The exercise: Filter for the word "this" and keep each matching line.

Input material:

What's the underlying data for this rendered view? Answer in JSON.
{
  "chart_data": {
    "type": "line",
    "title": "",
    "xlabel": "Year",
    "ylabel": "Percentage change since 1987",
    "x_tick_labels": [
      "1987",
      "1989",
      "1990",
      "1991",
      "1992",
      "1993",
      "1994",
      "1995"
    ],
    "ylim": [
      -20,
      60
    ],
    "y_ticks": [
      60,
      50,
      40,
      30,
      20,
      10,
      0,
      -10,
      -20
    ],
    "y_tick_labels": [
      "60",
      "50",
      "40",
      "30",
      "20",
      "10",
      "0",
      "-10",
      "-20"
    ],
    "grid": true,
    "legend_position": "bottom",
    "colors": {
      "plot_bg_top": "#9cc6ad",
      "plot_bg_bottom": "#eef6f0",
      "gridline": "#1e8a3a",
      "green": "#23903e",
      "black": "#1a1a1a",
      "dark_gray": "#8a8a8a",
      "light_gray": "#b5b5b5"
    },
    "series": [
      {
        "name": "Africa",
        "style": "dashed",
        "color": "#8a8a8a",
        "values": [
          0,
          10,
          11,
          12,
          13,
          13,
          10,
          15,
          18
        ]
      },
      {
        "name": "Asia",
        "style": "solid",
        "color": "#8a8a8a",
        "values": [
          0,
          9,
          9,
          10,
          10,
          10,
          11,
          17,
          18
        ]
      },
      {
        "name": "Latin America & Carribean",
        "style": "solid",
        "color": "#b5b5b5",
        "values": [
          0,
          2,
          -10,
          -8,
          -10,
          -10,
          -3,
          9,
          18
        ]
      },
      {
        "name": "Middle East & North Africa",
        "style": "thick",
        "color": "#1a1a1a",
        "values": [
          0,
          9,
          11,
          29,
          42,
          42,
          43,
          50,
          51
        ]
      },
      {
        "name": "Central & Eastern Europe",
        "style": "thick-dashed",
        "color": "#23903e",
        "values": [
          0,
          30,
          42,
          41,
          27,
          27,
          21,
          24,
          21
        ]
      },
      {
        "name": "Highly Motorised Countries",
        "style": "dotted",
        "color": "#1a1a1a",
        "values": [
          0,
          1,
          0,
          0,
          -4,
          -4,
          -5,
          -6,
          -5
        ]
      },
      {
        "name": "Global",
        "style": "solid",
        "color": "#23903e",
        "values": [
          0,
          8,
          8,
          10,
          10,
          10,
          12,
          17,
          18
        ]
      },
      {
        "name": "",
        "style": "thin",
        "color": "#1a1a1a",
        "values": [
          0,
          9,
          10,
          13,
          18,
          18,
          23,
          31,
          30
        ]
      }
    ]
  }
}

---

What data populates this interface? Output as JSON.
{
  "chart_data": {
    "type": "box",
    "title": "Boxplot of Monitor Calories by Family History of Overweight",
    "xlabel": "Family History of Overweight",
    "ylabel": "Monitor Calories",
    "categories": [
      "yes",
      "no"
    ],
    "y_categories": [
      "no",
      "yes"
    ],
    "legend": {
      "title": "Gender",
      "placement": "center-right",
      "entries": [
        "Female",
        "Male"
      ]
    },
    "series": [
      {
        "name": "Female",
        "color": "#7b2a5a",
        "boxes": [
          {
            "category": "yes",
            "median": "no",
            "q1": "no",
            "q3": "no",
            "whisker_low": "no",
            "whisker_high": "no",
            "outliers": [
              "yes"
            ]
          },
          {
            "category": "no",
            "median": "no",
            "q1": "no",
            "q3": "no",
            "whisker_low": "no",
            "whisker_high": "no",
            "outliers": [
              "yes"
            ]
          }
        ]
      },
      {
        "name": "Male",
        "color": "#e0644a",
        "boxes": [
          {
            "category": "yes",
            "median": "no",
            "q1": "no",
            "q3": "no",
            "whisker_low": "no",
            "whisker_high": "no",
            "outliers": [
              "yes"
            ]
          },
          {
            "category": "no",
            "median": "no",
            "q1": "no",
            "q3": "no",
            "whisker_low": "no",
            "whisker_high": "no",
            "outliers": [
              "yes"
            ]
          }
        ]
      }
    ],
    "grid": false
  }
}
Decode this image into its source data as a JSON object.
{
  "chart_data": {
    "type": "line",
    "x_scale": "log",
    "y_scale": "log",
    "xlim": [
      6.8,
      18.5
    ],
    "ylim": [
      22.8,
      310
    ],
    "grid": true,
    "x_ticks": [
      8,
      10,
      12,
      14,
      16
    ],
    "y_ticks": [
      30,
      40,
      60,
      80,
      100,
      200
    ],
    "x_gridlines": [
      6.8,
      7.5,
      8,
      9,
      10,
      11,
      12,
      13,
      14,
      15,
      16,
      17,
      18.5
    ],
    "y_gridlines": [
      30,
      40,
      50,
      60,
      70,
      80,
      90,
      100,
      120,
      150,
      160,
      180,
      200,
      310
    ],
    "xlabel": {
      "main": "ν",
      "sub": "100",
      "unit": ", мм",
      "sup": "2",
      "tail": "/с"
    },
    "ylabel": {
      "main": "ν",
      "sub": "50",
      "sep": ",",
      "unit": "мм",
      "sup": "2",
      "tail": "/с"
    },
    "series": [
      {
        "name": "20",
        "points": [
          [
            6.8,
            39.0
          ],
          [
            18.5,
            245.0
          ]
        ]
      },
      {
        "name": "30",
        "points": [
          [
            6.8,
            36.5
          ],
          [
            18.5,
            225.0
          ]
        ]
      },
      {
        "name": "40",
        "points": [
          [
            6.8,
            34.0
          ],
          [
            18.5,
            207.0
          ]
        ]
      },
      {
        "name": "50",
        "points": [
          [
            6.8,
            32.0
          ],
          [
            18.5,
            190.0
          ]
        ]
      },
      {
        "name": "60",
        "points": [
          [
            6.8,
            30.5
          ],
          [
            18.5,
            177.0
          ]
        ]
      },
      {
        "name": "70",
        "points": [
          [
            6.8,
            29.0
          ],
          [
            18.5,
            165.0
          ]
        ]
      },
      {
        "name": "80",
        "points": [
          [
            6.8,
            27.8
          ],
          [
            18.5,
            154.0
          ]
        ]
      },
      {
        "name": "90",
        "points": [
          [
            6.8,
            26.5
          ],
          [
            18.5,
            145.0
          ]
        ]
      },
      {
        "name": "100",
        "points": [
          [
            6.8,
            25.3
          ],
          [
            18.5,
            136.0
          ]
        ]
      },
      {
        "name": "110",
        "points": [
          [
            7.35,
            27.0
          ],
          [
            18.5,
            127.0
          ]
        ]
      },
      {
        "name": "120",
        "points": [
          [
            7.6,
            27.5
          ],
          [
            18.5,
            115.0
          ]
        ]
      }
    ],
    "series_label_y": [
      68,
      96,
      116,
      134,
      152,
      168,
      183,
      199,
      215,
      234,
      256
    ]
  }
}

Output below:
What's the underlying data for this rendered view? Answer in JSON.
What data populates this interface? Output as JSON.
Decode this image into its source data as a JSON object.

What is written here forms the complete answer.